**Work to do**.
Can you repeat these lines with every "origin-label" replaced by "origin-marker", leaving everything else the same and omitting the pictures?

**Data entries**.
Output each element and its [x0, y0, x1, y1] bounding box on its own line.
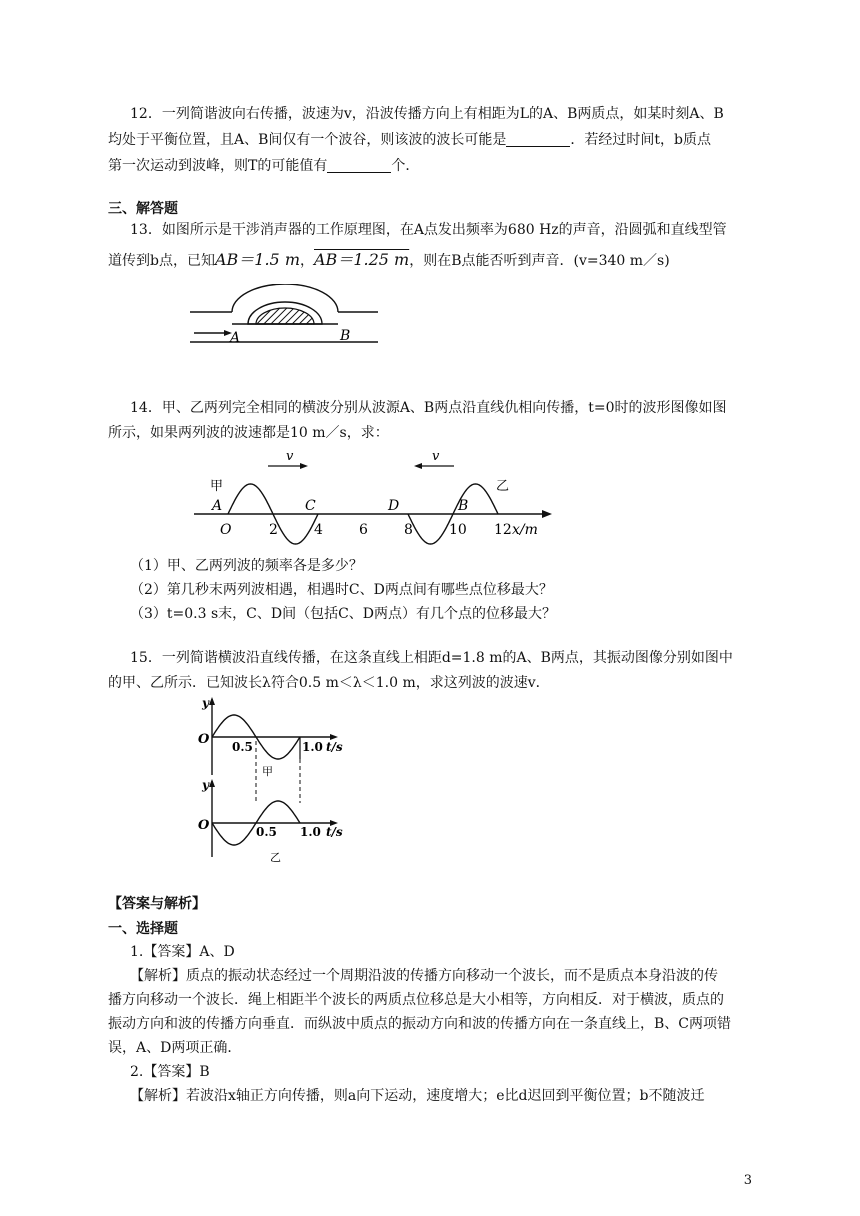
q12-line3 — [108, 156, 419, 176]
point-a-label: A — [230, 330, 241, 346]
y-axis-label: y — [202, 778, 209, 792]
tick-label: 1.0 — [300, 825, 321, 839]
q12-text: 均处于平衡位置，且A、B间仅有一个波谷，则该波的波长可能是 — [108, 132, 507, 148]
section-heading: 三、解答题 — [108, 201, 178, 217]
point-label: C — [305, 498, 316, 514]
origin-label: O — [198, 818, 210, 833]
point-b-label: B — [340, 328, 351, 344]
q15-line2: 的甲、乙所示．已知波长λ符合0.5 m＜λ＜1.0 m，求这列波的波速v． — [108, 675, 550, 691]
interference-silencer-figure — [190, 284, 380, 348]
explanation-2-line1: 【解析】若波沿x轴正方向传播，则a向下运动，速度增大；e比d迟回到平衡位置；b不随波迁 — [130, 1088, 705, 1104]
q13-line2: 道传到b点，已知AB＝1.5 m，AB＝1.25 m，则在B点能否听到声音．(v=340 m／s) — [108, 250, 670, 269]
answer-blank — [327, 158, 391, 173]
explanation-1-line1: 【解析】质点的振动状态经过一个周期沿波的传播方向移动一个波长，而不是质点本身沿波的传 — [130, 968, 718, 984]
explanation-1-line2: 播方向移动一个波长．绳上相距半个波长的两质点位移总是大小相等，方向相反．对于横波，质点的 — [108, 992, 724, 1008]
tick-label: 0.5 — [232, 740, 253, 754]
answers-title: 【答案与解析】 — [108, 896, 206, 912]
q14-sub1: （1）甲、乙两列波的频率各是多少？ — [130, 558, 363, 574]
two-waves-figure — [190, 448, 560, 548]
graph-label: 甲 — [262, 765, 273, 778]
origin-label: O — [220, 522, 232, 538]
point-label: B — [458, 498, 469, 514]
q13-line1: 13．如图所示是干涉消声器的工作原理图，在A点发出频率为680 Hz的声音，沿圆弧和直线型管 — [130, 222, 727, 238]
explanation-1-line4: 误，A、D两项正确． — [108, 1040, 242, 1056]
point-label: A — [212, 498, 223, 514]
x-axis-label: x/m — [512, 522, 538, 538]
x-tick-label: 8 — [404, 522, 413, 538]
answer-blank — [506, 132, 570, 147]
q12-text: ．若经过时间t，b质点 — [570, 132, 711, 148]
y-axis-label: y — [202, 696, 209, 710]
tick-label: 1.0 — [302, 740, 323, 754]
q14-line1: 14．甲、乙两列完全相同的横波分别从波源A、B两点沿直线仇相向传播，t=0时的波形图像如图 — [130, 400, 727, 416]
tick-label: 0.5 — [256, 825, 277, 839]
q12-text: 第一次运动到波峰，则T的可能值有 — [108, 158, 328, 174]
graph-label: 乙 — [270, 851, 281, 864]
x-tick-label: 12 — [494, 522, 512, 538]
page-number: 3 — [743, 1173, 752, 1188]
x-tick-label: 6 — [359, 522, 368, 538]
vibration-graphs-figure — [196, 695, 356, 865]
q15-line1: 15．一列简谐横波沿直线传播，在这条直线上相距d=1.8 m的A、B两点，其振动图像分别如图中 — [130, 650, 733, 666]
origin-label: O — [198, 732, 210, 747]
q14-sub2: （2）第几秒末两列波相遇，相遇时C、D两点间有哪些点位移最大？ — [130, 582, 553, 598]
t-axis-label: t/s — [326, 740, 343, 754]
velocity-label: v — [432, 449, 440, 464]
x-tick-label: 10 — [449, 522, 467, 538]
section-heading: 一、选择题 — [108, 921, 178, 937]
answer-2: 2.【答案】B — [130, 1064, 210, 1080]
q14-sub3: （3）t=0.3 s末，C、D间（包括C、D两点）有几个点的位移最大？ — [130, 606, 557, 622]
q13-text: 道传到b点，已知 — [108, 253, 215, 269]
q12-text: 个． — [391, 158, 420, 174]
t-axis-label: t/s — [326, 825, 343, 839]
x-tick-label: 2 — [269, 522, 278, 538]
q12-line1: 12．一列简谐波向右传播，波速为v，沿波传播方向上有相距为L的A、B两质点，如某时刻A、B — [130, 106, 724, 122]
point-label: D — [388, 498, 400, 514]
equation: AB＝1.5 m — [214, 250, 300, 269]
q14-line2: 所示，如果两列波的波速都是10 m／s，求： — [108, 425, 389, 441]
equation: AB＝1.25 m — [314, 250, 410, 269]
q13-text: ，则在B点能否听到声音．(v=340 m／s) — [409, 253, 670, 269]
wave-source-label: 乙 — [496, 479, 510, 494]
wave-source-label: 甲 — [210, 479, 224, 494]
answer-1: 1.【答案】A、D — [130, 944, 235, 960]
q12-line2 — [108, 130, 711, 150]
x-tick-label: 4 — [314, 522, 323, 538]
explanation-1-line3: 振动方向和波的传播方向垂直．而纵波中质点的振动方向和波的传播方向在一条直线上，B、C两项错 — [108, 1016, 731, 1032]
velocity-label: v — [286, 449, 294, 464]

**Written solution**.
Output each element and its [x0, y0, x1, y1] bounding box on its own line.
q12-line3 — [108, 156, 419, 176]
point-a-label: A — [230, 330, 241, 346]
y-axis-label: y — [202, 778, 209, 792]
tick-label: 1.0 — [300, 825, 321, 839]
q12-text: 均处于平衡位置，且A、B间仅有一个波谷，则该波的波长可能是 — [108, 132, 507, 148]
section-heading: 三、解答题 — [108, 201, 178, 217]
point-label: C — [305, 498, 316, 514]
origin-marker: O — [198, 818, 210, 833]
point-b-label: B — [340, 328, 351, 344]
q15-line2: 的甲、乙所示．已知波长λ符合0.5 m＜λ＜1.0 m，求这列波的波速v． — [108, 675, 550, 691]
interference-silencer-figure — [190, 284, 380, 348]
explanation-2-line1: 【解析】若波沿x轴正方向传播，则a向下运动，速度增大；e比d迟回到平衡位置；b不随波迁 — [130, 1088, 705, 1104]
q13-line2: 道传到b点，已知AB＝1.5 m，AB＝1.25 m，则在B点能否听到声音．(v=340 m／s) — [108, 250, 670, 269]
answer-blank — [327, 158, 391, 173]
explanation-1-line1: 【解析】质点的振动状态经过一个周期沿波的传播方向移动一个波长，而不是质点本身沿波的传 — [130, 968, 718, 984]
explanation-1-line2: 播方向移动一个波长．绳上相距半个波长的两质点位移总是大小相等，方向相反．对于横波，质点的 — [108, 992, 724, 1008]
tick-label: 0.5 — [232, 740, 253, 754]
answers-title: 【答案与解析】 — [108, 896, 206, 912]
q14-sub1: （1）甲、乙两列波的频率各是多少？ — [130, 558, 363, 574]
two-waves-figure — [190, 448, 560, 548]
graph-label: 甲 — [262, 765, 273, 778]
origin-marker: O — [220, 522, 232, 538]
point-label: B — [458, 498, 469, 514]
q13-line1: 13．如图所示是干涉消声器的工作原理图，在A点发出频率为680 Hz的声音，沿圆弧和直线型管 — [130, 222, 727, 238]
explanation-1-line4: 误，A、D两项正确． — [108, 1040, 242, 1056]
point-label: A — [212, 498, 223, 514]
x-axis-label: x/m — [512, 522, 538, 538]
x-tick-label: 8 — [404, 522, 413, 538]
answer-blank — [506, 132, 570, 147]
q12-text: ．若经过时间t，b质点 — [570, 132, 711, 148]
y-axis-label: y — [202, 696, 209, 710]
tick-label: 1.0 — [302, 740, 323, 754]
q14-line1: 14．甲、乙两列完全相同的横波分别从波源A、B两点沿直线仇相向传播，t=0时的波形图像如图 — [130, 400, 727, 416]
tick-label: 0.5 — [256, 825, 277, 839]
q12-text: 第一次运动到波峰，则T的可能值有 — [108, 158, 328, 174]
graph-label: 乙 — [270, 851, 281, 864]
x-tick-label: 12 — [494, 522, 512, 538]
page-number: 3 — [743, 1173, 752, 1188]
x-tick-label: 6 — [359, 522, 368, 538]
vibration-graphs-figure — [196, 695, 356, 865]
q15-line1: 15．一列简谐横波沿直线传播，在这条直线上相距d=1.8 m的A、B两点，其振动图像分别如图中 — [130, 650, 733, 666]
origin-marker: O — [198, 732, 210, 747]
q14-sub2: （2）第几秒末两列波相遇，相遇时C、D两点间有哪些点位移最大？ — [130, 582, 553, 598]
t-axis-label: t/s — [326, 740, 343, 754]
velocity-label: v — [432, 449, 440, 464]
x-tick-label: 10 — [449, 522, 467, 538]
section-heading: 一、选择题 — [108, 921, 178, 937]
answer-2: 2.【答案】B — [130, 1064, 210, 1080]
q14-sub3: （3）t=0.3 s末，C、D间（包括C、D两点）有几个点的位移最大？ — [130, 606, 557, 622]
q13-text: 道传到b点，已知 — [108, 253, 215, 269]
q12-text: 个． — [391, 158, 420, 174]
t-axis-label: t/s — [326, 825, 343, 839]
x-tick-label: 2 — [269, 522, 278, 538]
q12-line1: 12．一列简谐波向右传播，波速为v，沿波传播方向上有相距为L的A、B两质点，如某时刻A、B — [130, 106, 724, 122]
point-label: D — [388, 498, 400, 514]
equation: AB＝1.5 m — [214, 250, 300, 269]
q14-line2: 所示，如果两列波的波速都是10 m／s，求： — [108, 425, 389, 441]
equation: AB＝1.25 m — [314, 250, 410, 269]
q13-text: ，则在B点能否听到声音．(v=340 m／s) — [409, 253, 670, 269]
wave-source-label: 乙 — [496, 479, 510, 494]
wave-source-label: 甲 — [210, 479, 224, 494]
answer-1: 1.【答案】A、D — [130, 944, 235, 960]
q12-line2 — [108, 130, 711, 150]
x-tick-label: 4 — [314, 522, 323, 538]
explanation-1-line3: 振动方向和波的传播方向垂直．而纵波中质点的振动方向和波的传播方向在一条直线上，B、C两项错 — [108, 1016, 731, 1032]
velocity-label: v — [286, 449, 294, 464]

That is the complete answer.